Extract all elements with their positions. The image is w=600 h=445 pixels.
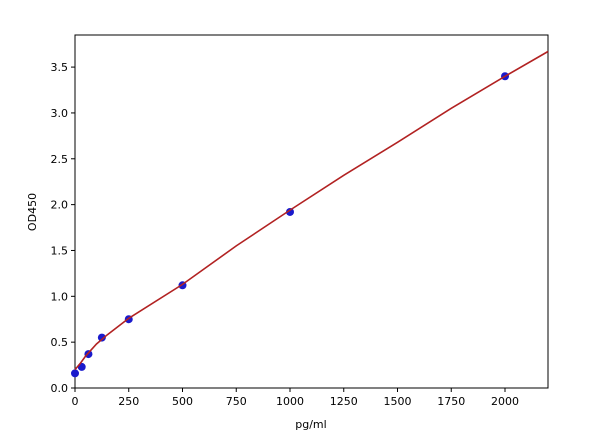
data-point xyxy=(97,333,106,342)
data-point xyxy=(71,369,79,378)
x-tick-label: 1750 xyxy=(437,395,465,408)
y-tick-label: 3.0 xyxy=(51,107,69,120)
y-tick-label: 2.5 xyxy=(51,153,69,166)
y-tick-label: 0.5 xyxy=(51,336,69,349)
fit-curve xyxy=(74,50,549,371)
y-tick-label: 1.0 xyxy=(51,290,69,303)
x-tick-label: 750 xyxy=(226,395,247,408)
y-tick-label: 2.0 xyxy=(51,199,69,212)
x-tick-label: 250 xyxy=(118,395,139,408)
y-axis-label: OD450 xyxy=(26,193,39,231)
x-tick-label: 1000 xyxy=(276,395,304,408)
plot-frame xyxy=(74,34,549,389)
x-tick-label: 2000 xyxy=(491,395,519,408)
x-axis-label: pg/ml xyxy=(295,418,326,431)
x-tick-label: 500 xyxy=(172,395,193,408)
y-tick-label: 0.0 xyxy=(51,382,69,395)
x-tick-label: 1500 xyxy=(384,395,412,408)
x-tick-label: 1250 xyxy=(330,395,358,408)
x-tick-label: 0 xyxy=(72,395,79,408)
y-tick-label: 1.5 xyxy=(51,244,69,257)
data-point xyxy=(286,207,294,216)
y-tick-label: 3.5 xyxy=(51,61,69,74)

────────────────────────────────────────

§ TASK OBJECTIVE
Could you output every line of the entries above as a JSON list of strings, one string per line, with blank lines skipped and the pictures left out?

§ WORKED ANSWER
[
  "Extract all elements with their positions. The image is w=600 h=445 pixels.",
  "data-point xyxy=(97,333,106,342)",
  "data-point xyxy=(71,369,79,378)",
  "x-tick-label: 1750 xyxy=(437,395,465,408)",
  "y-tick-label: 3.0 xyxy=(51,107,69,120)",
  "y-tick-label: 2.5 xyxy=(51,153,69,166)",
  "y-tick-label: 0.5 xyxy=(51,336,69,349)",
  "fit-curve xyxy=(74,50,549,371)",
  "y-tick-label: 1.0 xyxy=(51,290,69,303)",
  "x-tick-label: 750 xyxy=(226,395,247,408)",
  "y-tick-label: 2.0 xyxy=(51,199,69,212)",
  "x-tick-label: 250 xyxy=(118,395,139,408)",
  "y-axis-label: OD450 xyxy=(26,193,39,231)",
  "x-tick-label: 1000 xyxy=(276,395,304,408)",
  "plot-frame xyxy=(74,34,549,389)",
  "x-tick-label: 2000 xyxy=(491,395,519,408)",
  "x-axis-label: pg/ml xyxy=(295,418,326,431)",
  "x-tick-label: 500 xyxy=(172,395,193,408)",
  "y-tick-label: 0.0 xyxy=(51,382,69,395)",
  "x-tick-label: 1500 xyxy=(384,395,412,408)",
  "x-tick-label: 1250 xyxy=(330,395,358,408)",
  "x-tick-label: 0 xyxy=(72,395,79,408)",
  "y-tick-label: 1.5 xyxy=(51,244,69,257)",
  "data-point xyxy=(286,207,294,216)",
  "y-tick-label: 3.5 xyxy=(51,61,69,74)"
]